Data excerpts:
_ _ _ _ _ _ _
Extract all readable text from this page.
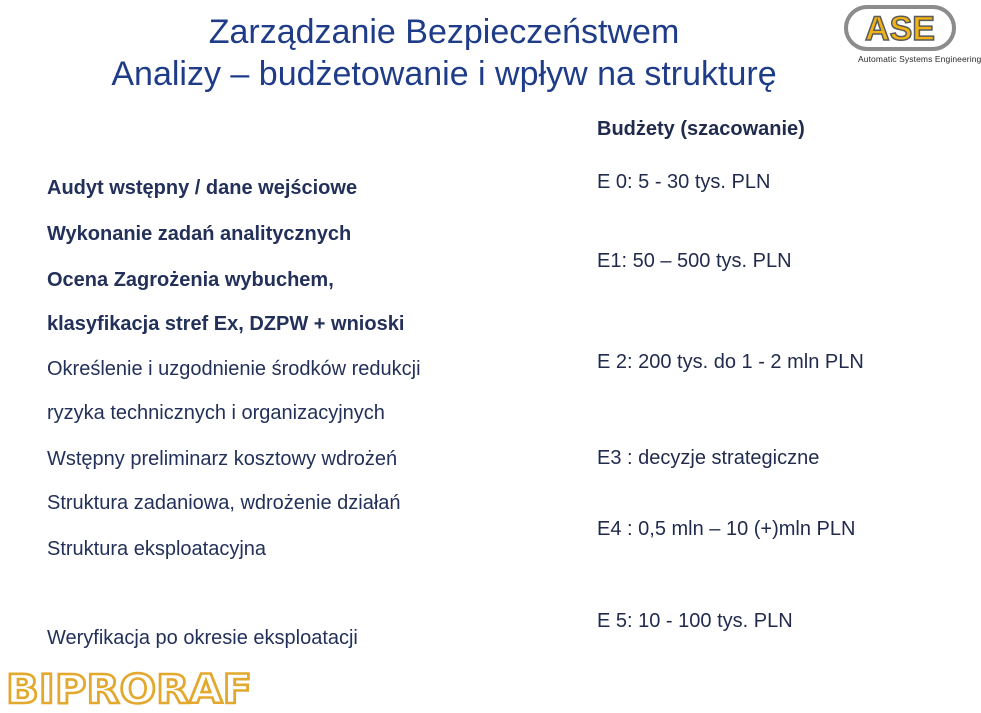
Zarządzanie Bezpieczeństwem
Analizy – budżetowanie i wpływ na strukturę
ASE
Automatic Systems Engineering
Budżety (szacowanie)
Audyt wstępny / dane wejściowe
Wykonanie zadań analitycznych
Ocena Zagrożenia wybuchem,
klasyfikacja stref Ex, DZPW + wnioski
Określenie i uzgodnienie środków redukcji
ryzyka technicznych i organizacyjnych
Wstępny preliminarz kosztowy wdrożeń
Struktura zadaniowa, wdrożenie działań
Struktura eksploatacyjna
Weryfikacja po okresie eksploatacji
E 0: 5 - 30 tys. PLN
E1: 50 – 500 tys. PLN
E 2: 200 tys. do 1 - 2 mln PLN
E3 : decyzje strategiczne
E4 : 0,5 mln – 10 (+)mln PLN
E 5: 10 - 100 tys. PLN
BIPRORAF
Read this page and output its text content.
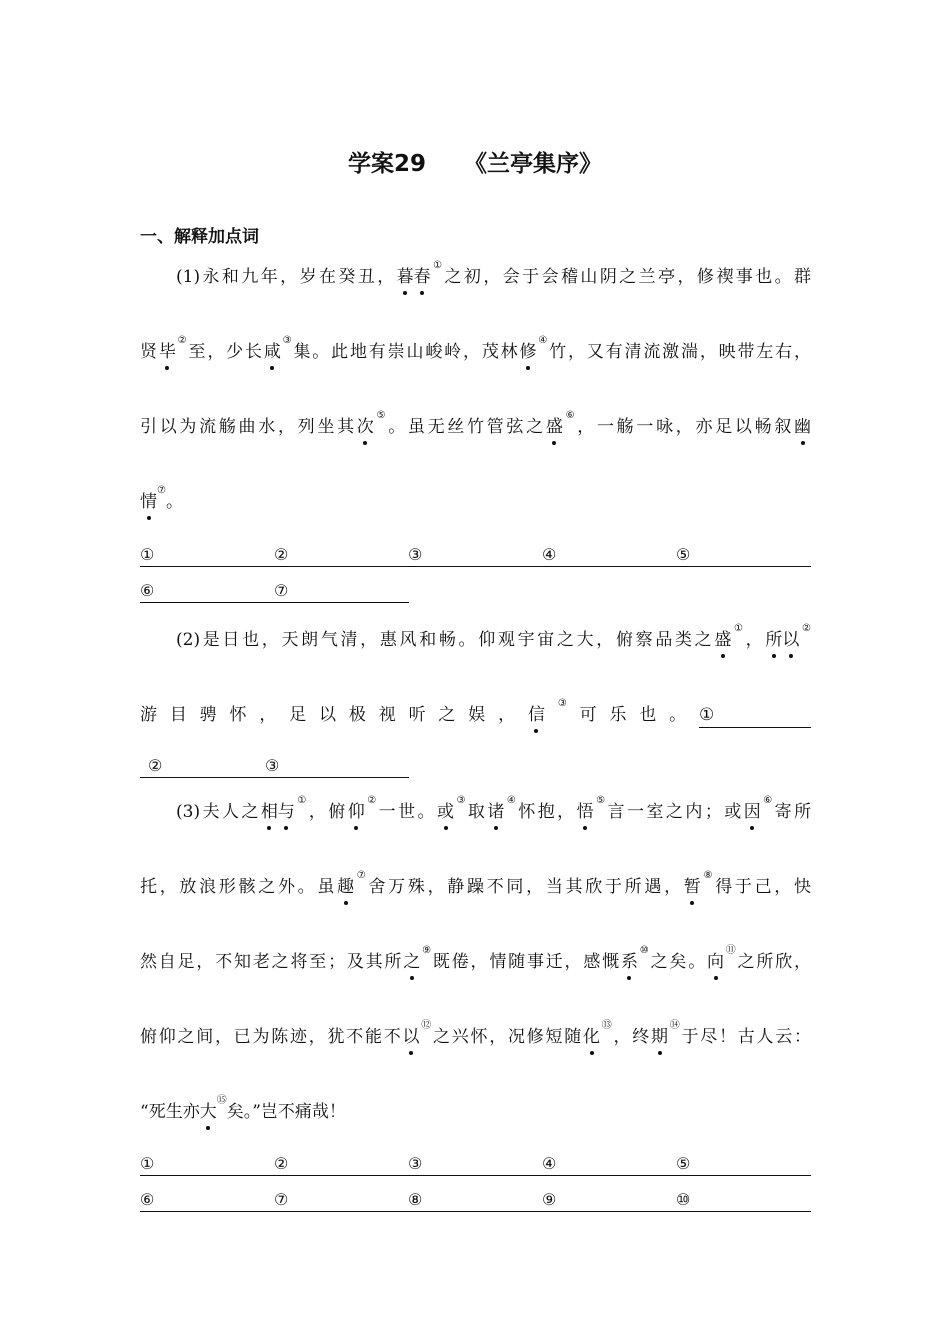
学案29 《兰亭集序》
一、解释加点词
(1)永和九年，岁在癸丑，暮春①之初，会于会稽山阴之兰亭，修禊事也。群
贤毕②至，少长咸③集。此地有崇山峻岭，茂林修④竹，又有清流激湍，映带左右，
引以为流觞曲水，列坐其次⑤。虽无丝竹管弦之盛⑥，一觞一咏，亦足以畅叙幽
情⑦。
①	②	③	④	⑤
⑥	⑦
(2)是日也，天朗气清，惠风和畅。仰观宇宙之大，俯察品类之盛①，所以②
游目骋怀，足以极视听之娱，信③可乐也。①
②	③
(3)夫人之相与①，俯仰②一世。或③取诸④怀抱，悟⑤言一室之内；或因⑥寄所
托，放浪形骸之外。虽趣⑦舍万殊，静躁不同，当其欣于所遇，暂⑧得于己，快
然自足，不知老之将至；及其所之⑨既倦，情随事迁，感慨系⑩之矣。向⑪之所欣，
俯仰之间，已为陈迹，犹不能不以⑫之兴怀，况修短随化⑬，终期⑭于尽！古人云：
“死生亦大⑮矣。”岂不痛哉！
①	②	③	④	⑤
⑥	⑦	⑧	⑨	⑩
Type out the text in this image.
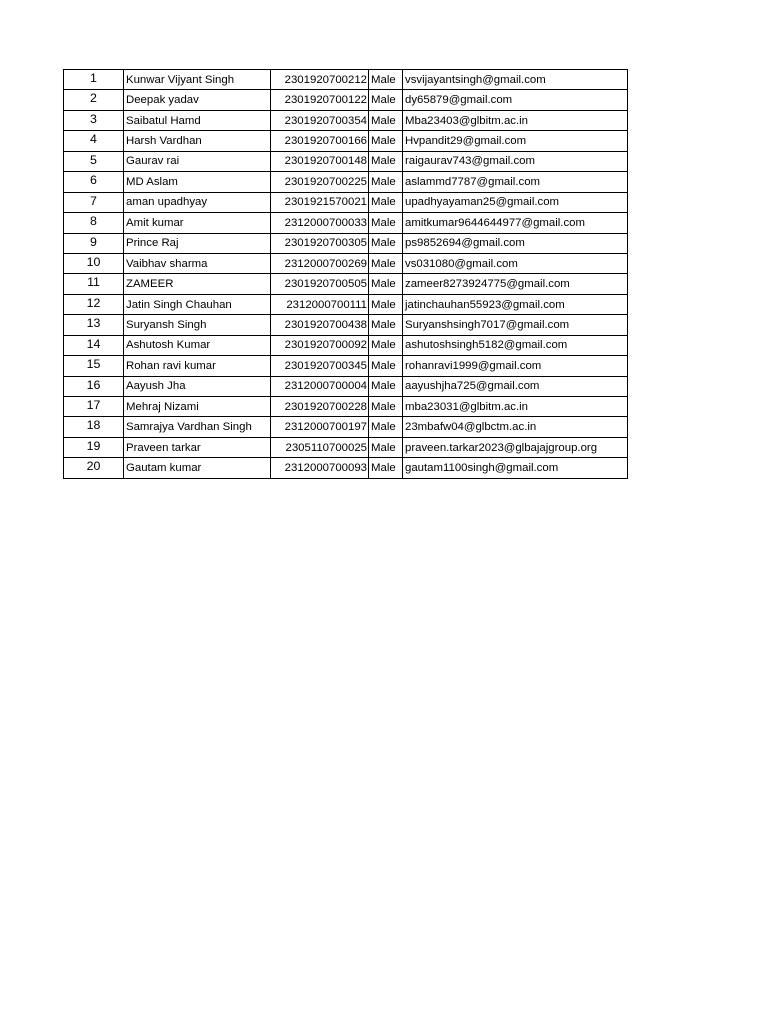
1	Kunwar Vijyant Singh	2301920700212	Male	vsvijayantsingh@gmail.com
2	Deepak yadav	2301920700122	Male	dy65879@gmail.com
3	Saibatul Hamd	2301920700354	Male	Mba23403@glbitm.ac.in
4	Harsh Vardhan	2301920700166	Male	Hvpandit29@gmail.com
5	Gaurav rai	2301920700148	Male	raigaurav743@gmail.com
6	MD Aslam	2301920700225	Male	aslammd7787@gmail.com
7	aman upadhyay	2301921570021	Male	upadhyayaman25@gmail.com
8	Amit kumar	2312000700033	Male	amitkumar9644644977@gmail.com
9	Prince Raj	2301920700305	Male	ps9852694@gmail.com
10	Vaibhav sharma	2312000700269	Male	vs031080@gmail.com
11	ZAMEER	2301920700505	Male	zameer8273924775@gmail.com
12	Jatin Singh Chauhan	2312000700111	Male	jatinchauhan55923@gmail.com
13	Suryansh Singh	2301920700438	Male	Suryanshsingh7017@gmail.com
14	Ashutosh Kumar	2301920700092	Male	ashutoshsingh5182@gmail.com
15	Rohan ravi kumar	2301920700345	Male	rohanravi1999@gmail.com
16	Aayush Jha	2312000700004	Male	aayushjha725@gmail.com
17	Mehraj Nizami	2301920700228	Male	mba23031@glbitm.ac.in
18	Samrajya Vardhan Singh	2312000700197	Male	23mbafw04@glbctm.ac.in
19	Praveen tarkar	2305110700025	Male	praveen.tarkar2023@glbajajgroup.org
20	Gautam kumar	2312000700093	Male	gautam1100singh@gmail.com
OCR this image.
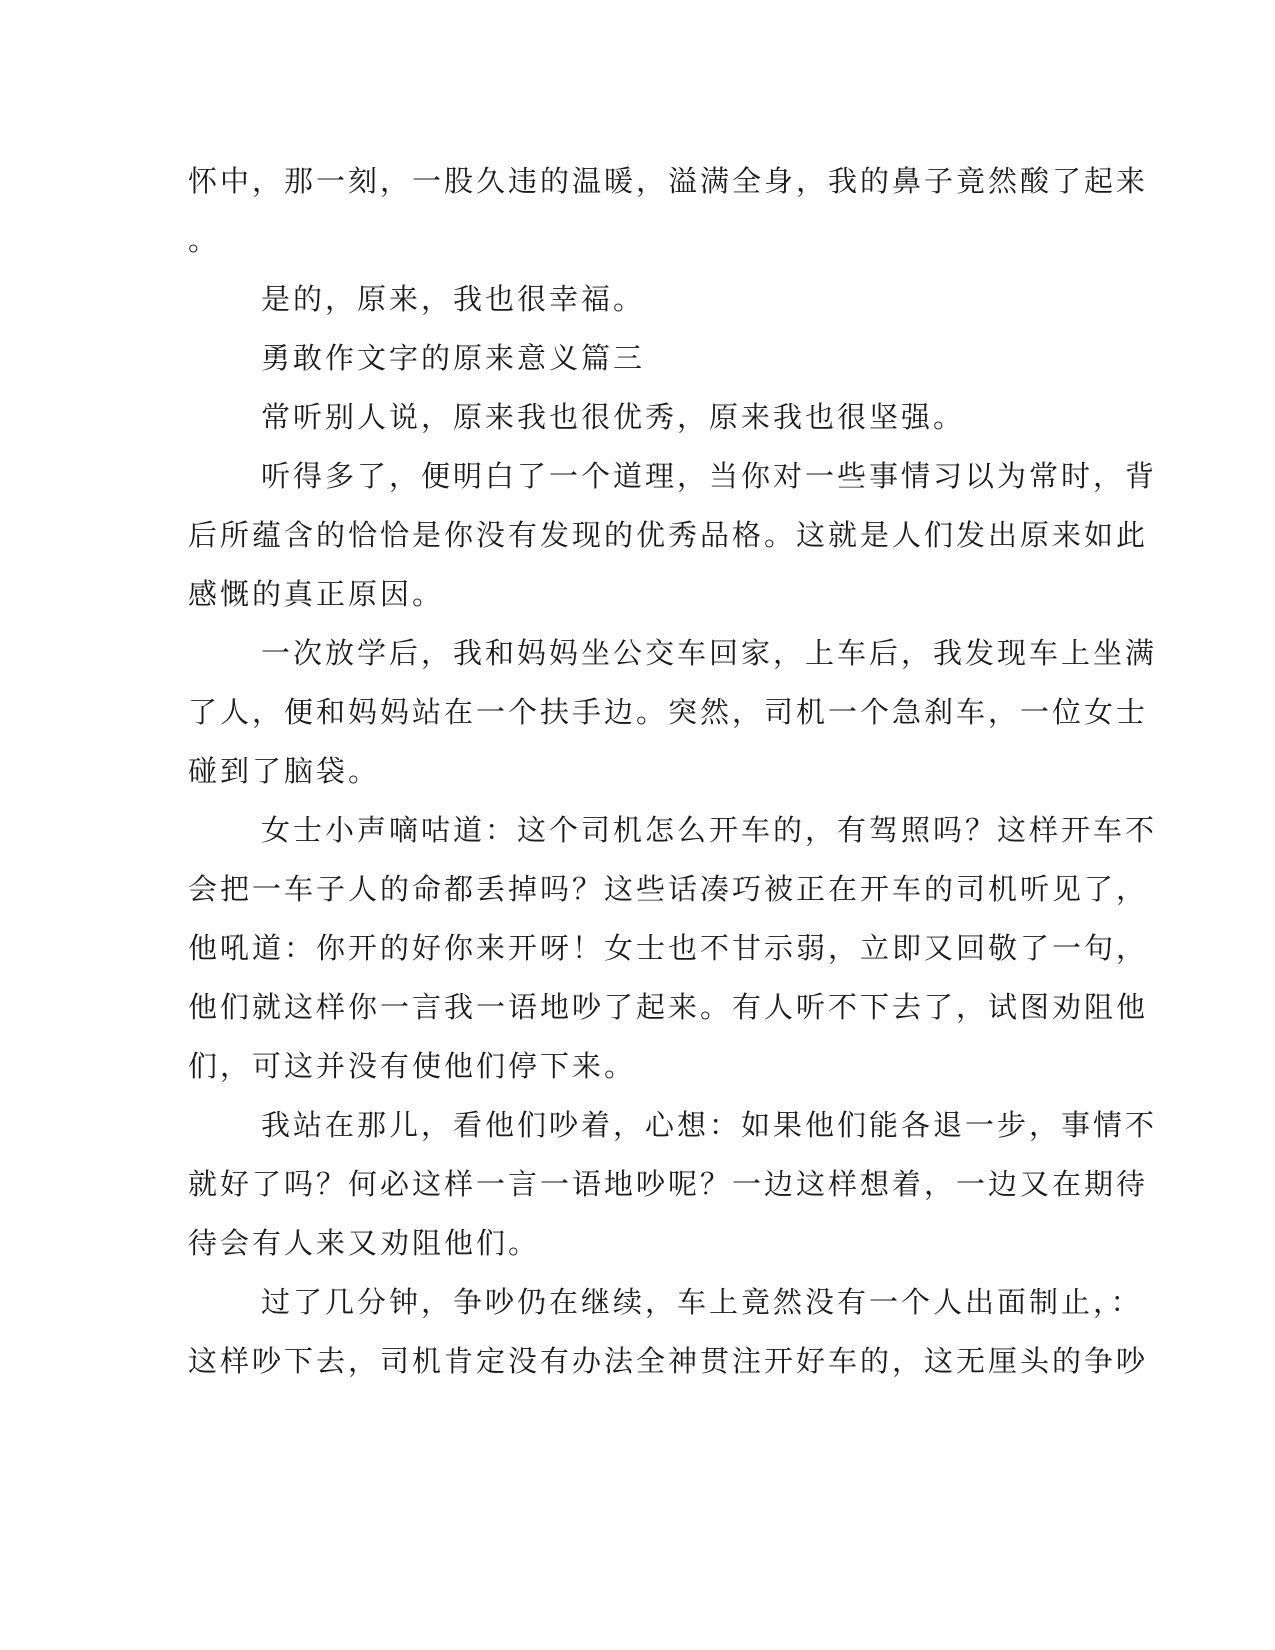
怀中，那一刻，一股久违的温暖，溢满全身，我的鼻子竟然酸了起来
。

是的，原来，我也很幸福。

勇敢作文字的原来意义篇三

常听别人说，原来我也很优秀，原来我也很坚强。

听得多了，便明白了一个道理，当你对一些事情习以为常时，背
后所蕴含的恰恰是你没有发现的优秀品格。这就是人们发出原来如此
感慨的真正原因。

一次放学后，我和妈妈坐公交车回家，上车后，我发现车上坐满
了人，便和妈妈站在一个扶手边。突然，司机一个急刹车，一位女士
碰到了脑袋。

女士小声嘀咕道：这个司机怎么开车的，有驾照吗？这样开车不
会把一车子人的命都丢掉吗？这些话凑巧被正在开车的司机听见了，
他吼道：你开的好你来开呀！女士也不甘示弱，立即又回敬了一句，
他们就这样你一言我一语地吵了起来。有人听不下去了，试图劝阻他
们，可这并没有使他们停下来。

我站在那儿，看他们吵着，心想：如果他们能各退一步，事情不
就好了吗？何必这样一言一语地吵呢？一边这样想着，一边又在期待
待会有人来又劝阻他们。

过了几分钟，争吵仍在继续，车上竟然没有一个人出面制止，：
这样吵下去，司机肯定没有办法全神贯注开好车的，这无厘头的争吵
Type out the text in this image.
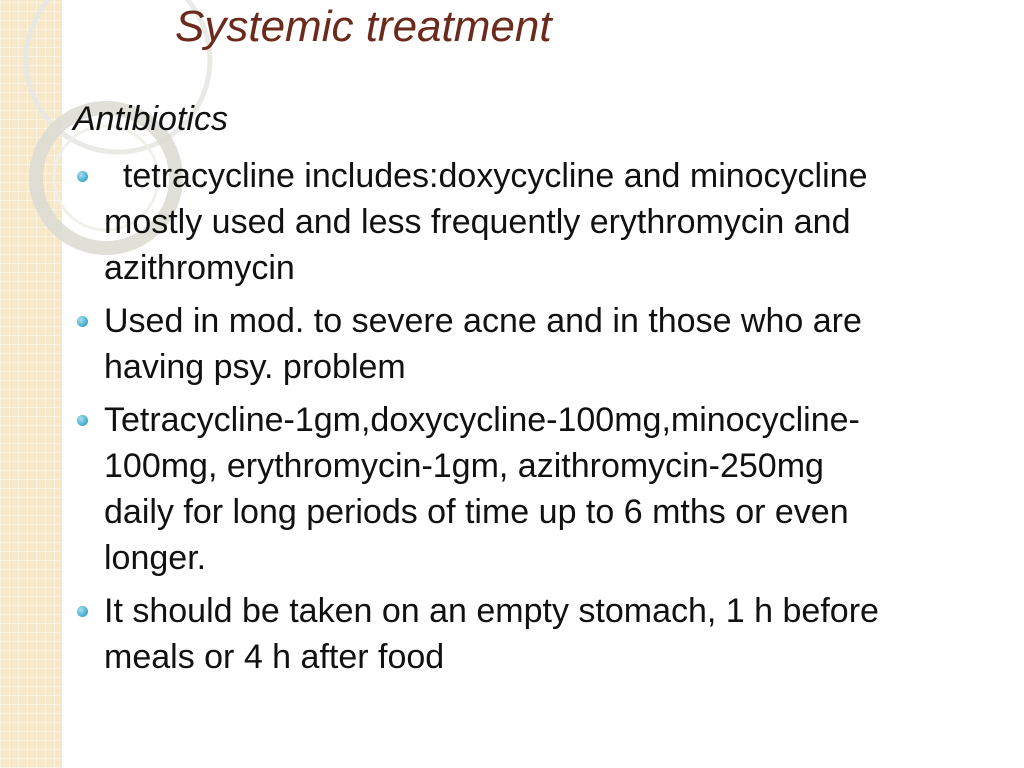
Systemic treatment
Antibiotics
tetracycline includes:doxycycline and minocycline mostly used and less frequently erythromycin and azithromycin
Used in mod. to severe acne and in those who are having psy. problem
Tetracycline-1gm,doxycycline-100mg,minocycline-100mg, erythromycin-1gm, azithromycin-250mg daily for long periods of time up to 6 mths or even longer.
It should be taken on an empty stomach, 1 h before meals or 4 h after food
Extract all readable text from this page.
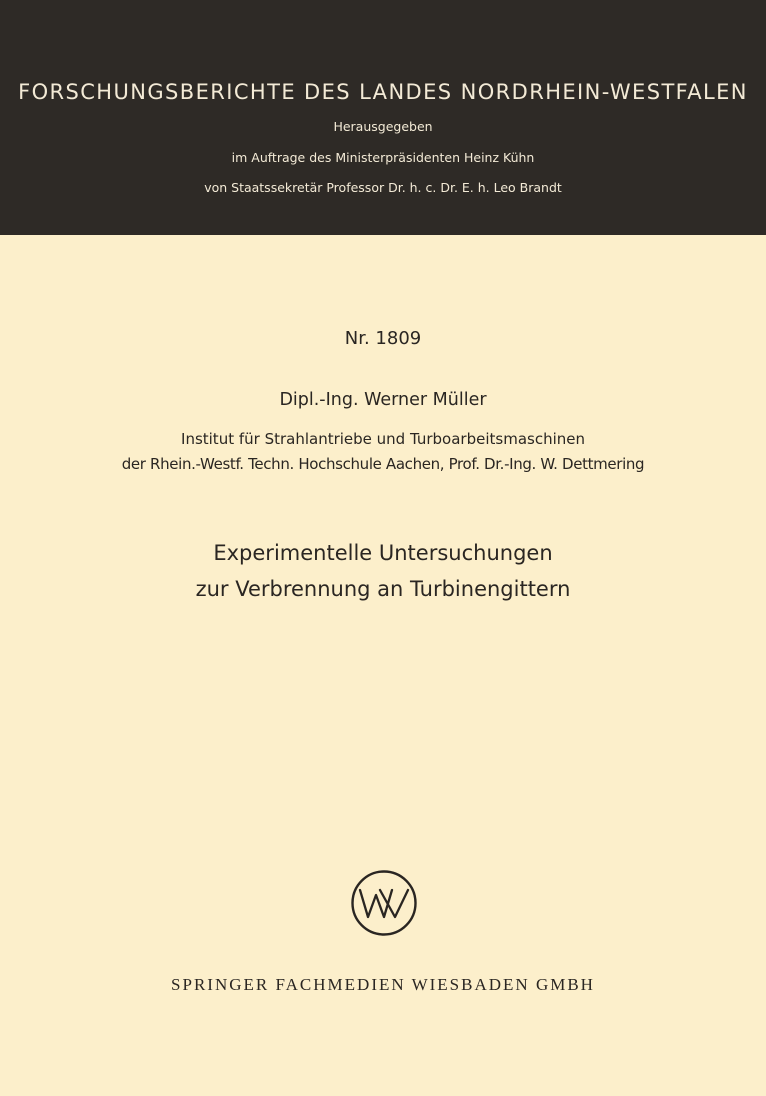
FORSCHUNGSBERICHTE DES LANDES NORDRHEIN-WESTFALEN
Herausgegeben
im Auftrage des Ministerpräsidenten Heinz Kühn
von Staatssekretär Professor Dr. h. c. Dr. E. h. Leo Brandt
Nr. 1809
Dipl.-Ing. Werner Müller
Institut für Strahlantriebe und Turboarbeitsmaschinen
der Rhein.-Westf. Techn. Hochschule Aachen, Prof. Dr.-Ing. W. Dettmering
Experimentelle Untersuchungen
zur Verbrennung an Turbinengittern
SPRINGER FACHMEDIEN WIESBADEN GMBH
_ _ _ _ _ _ _
YOUR GOAL:
All of the data above should be transcribed verbatim, with pictures omitted.

SOLVED EXERCISE:
Extract all readable text from this page.
Zarządzanie Bezpieczeństwem
Analizy – budżetowanie i wpływ na strukturę
ASE
Automatic Systems Engineering
Budżety (szacowanie)
Audyt wstępny / dane wejściowe
Wykonanie zadań analitycznych
Ocena Zagrożenia wybuchem,
klasyfikacja stref Ex, DZPW + wnioski
Określenie i uzgodnienie środków redukcji
ryzyka technicznych i organizacyjnych
Wstępny preliminarz kosztowy wdrożeń
Struktura zadaniowa, wdrożenie działań
Struktura eksploatacyjna
Weryfikacja po okresie eksploatacji
E 0: 5 - 30 tys. PLN
E1: 50 – 500 tys. PLN
E 2: 200 tys. do 1 - 2 mln PLN
E3 : decyzje strategiczne
E4 : 0,5 mln – 10 (+)mln PLN
E 5: 10 - 100 tys. PLN
BIPRORAF
Read this page and output its text content.
学案29 《兰亭集序》
一、解释加点词
(1)永和九年，岁在癸丑，暮春①之初，会于会稽山阴之兰亭，修禊事也。群
贤毕②至，少长咸③集。此地有崇山峻岭，茂林修④竹，又有清流激湍，映带左右，
引以为流觞曲水，列坐其次⑤。虽无丝竹管弦之盛⑥，一觞一咏，亦足以畅叙幽
情⑦。
①	②	③	④	⑤
⑥	⑦
(2)是日也，天朗气清，惠风和畅。仰观宇宙之大，俯察品类之盛①，所以②
游目骋怀，足以极视听之娱，信③可乐也。①
②	③
(3)夫人之相与①，俯仰②一世。或③取诸④怀抱，悟⑤言一室之内；或因⑥寄所
托，放浪形骸之外。虽趣⑦舍万殊，静躁不同，当其欣于所遇，暂⑧得于己，快
然自足，不知老之将至；及其所之⑨既倦，情随事迁，感慨系⑩之矣。向⑪之所欣，
俯仰之间，已为陈迹，犹不能不以⑫之兴怀，况修短随化⑬，终期⑭于尽！古人云：
“死生亦大⑮矣。”岂不痛哉！
①	②	③	④	⑤
⑥	⑦	⑧	⑨	⑩
Type out the text in this image.
1	Kunwar Vijyant Singh	2301920700212	Male	vsvijayantsingh@gmail.com
2	Deepak yadav	2301920700122	Male	dy65879@gmail.com
3	Saibatul Hamd	2301920700354	Male	Mba23403@glbitm.ac.in
4	Harsh Vardhan	2301920700166	Male	Hvpandit29@gmail.com
5	Gaurav rai	2301920700148	Male	raigaurav743@gmail.com
6	MD Aslam	2301920700225	Male	aslammd7787@gmail.com
7	aman upadhyay	2301921570021	Male	upadhyayaman25@gmail.com
8	Amit kumar	2312000700033	Male	amitkumar9644644977@gmail.com
9	Prince Raj	2301920700305	Male	ps9852694@gmail.com
10	Vaibhav sharma	2312000700269	Male	vs031080@gmail.com
11	ZAMEER	2301920700505	Male	zameer8273924775@gmail.com
12	Jatin Singh Chauhan	2312000700111	Male	jatinchauhan55923@gmail.com
13	Suryansh Singh	2301920700438	Male	Suryanshsingh7017@gmail.com
14	Ashutosh Kumar	2301920700092	Male	ashutoshsingh5182@gmail.com
15	Rohan ravi kumar	2301920700345	Male	rohanravi1999@gmail.com
16	Aayush Jha	2312000700004	Male	aayushjha725@gmail.com
17	Mehraj Nizami	2301920700228	Male	mba23031@glbitm.ac.in
18	Samrajya Vardhan Singh	2312000700197	Male	23mbafw04@glbctm.ac.in
19	Praveen tarkar	2305110700025	Male	praveen.tarkar2023@glbajajgroup.org
20	Gautam kumar	2312000700093	Male	gautam1100singh@gmail.com
OCR this image.
怀中，那一刻，一股久违的温暖，溢满全身，我的鼻子竟然酸了起来
。

是的，原来，我也很幸福。

勇敢作文字的原来意义篇三

常听别人说，原来我也很优秀，原来我也很坚强。

听得多了，便明白了一个道理，当你对一些事情习以为常时，背
后所蕴含的恰恰是你没有发现的优秀品格。这就是人们发出原来如此
感慨的真正原因。

一次放学后，我和妈妈坐公交车回家，上车后，我发现车上坐满
了人，便和妈妈站在一个扶手边。突然，司机一个急刹车，一位女士
碰到了脑袋。

女士小声嘀咕道：这个司机怎么开车的，有驾照吗？这样开车不
会把一车子人的命都丢掉吗？这些话凑巧被正在开车的司机听见了，
他吼道：你开的好你来开呀！女士也不甘示弱，立即又回敬了一句，
他们就这样你一言我一语地吵了起来。有人听不下去了，试图劝阻他
们，可这并没有使他们停下来。

我站在那儿，看他们吵着，心想：如果他们能各退一步，事情不
就好了吗？何必这样一言一语地吵呢？一边这样想着，一边又在期待
待会有人来又劝阻他们。

过了几分钟，争吵仍在继续，车上竟然没有一个人出面制止，：
这样吵下去，司机肯定没有办法全神贯注开好车的，这无厘头的争吵
Type out the text in this image.
Systemic treatment
Antibiotics
tetracycline includes:doxycycline and minocycline mostly used and less frequently erythromycin and azithromycin
Used in mod. to severe acne and in those who are having psy. problem
Tetracycline-1gm,doxycycline-100mg,minocycline-100mg, erythromycin-1gm, azithromycin-250mg daily for long periods of time up to 6 mths or even longer.
It should be taken on an empty stomach, 1 h before meals or 4 h after food
Extract all readable text from this page.
FORSCHUNGSBERICHTE DES LANDES NORDRHEIN-WESTFALEN
Herausgegeben
im Auftrage des Ministerpräsidenten Heinz Kühn
von Staatssekretär Professor Dr. h. c. Dr. E. h. Leo Brandt
Nr. 1809
Dipl.-Ing. Werner Müller
Institut für Strahlantriebe und Turboarbeitsmaschinen
der Rhein.-Westf. Techn. Hochschule Aachen, Prof. Dr.-Ing. W. Dettmering
Experimentelle Untersuchungen
zur Verbrennung an Turbinengittern
SPRINGER FACHMEDIEN WIESBADEN GMBH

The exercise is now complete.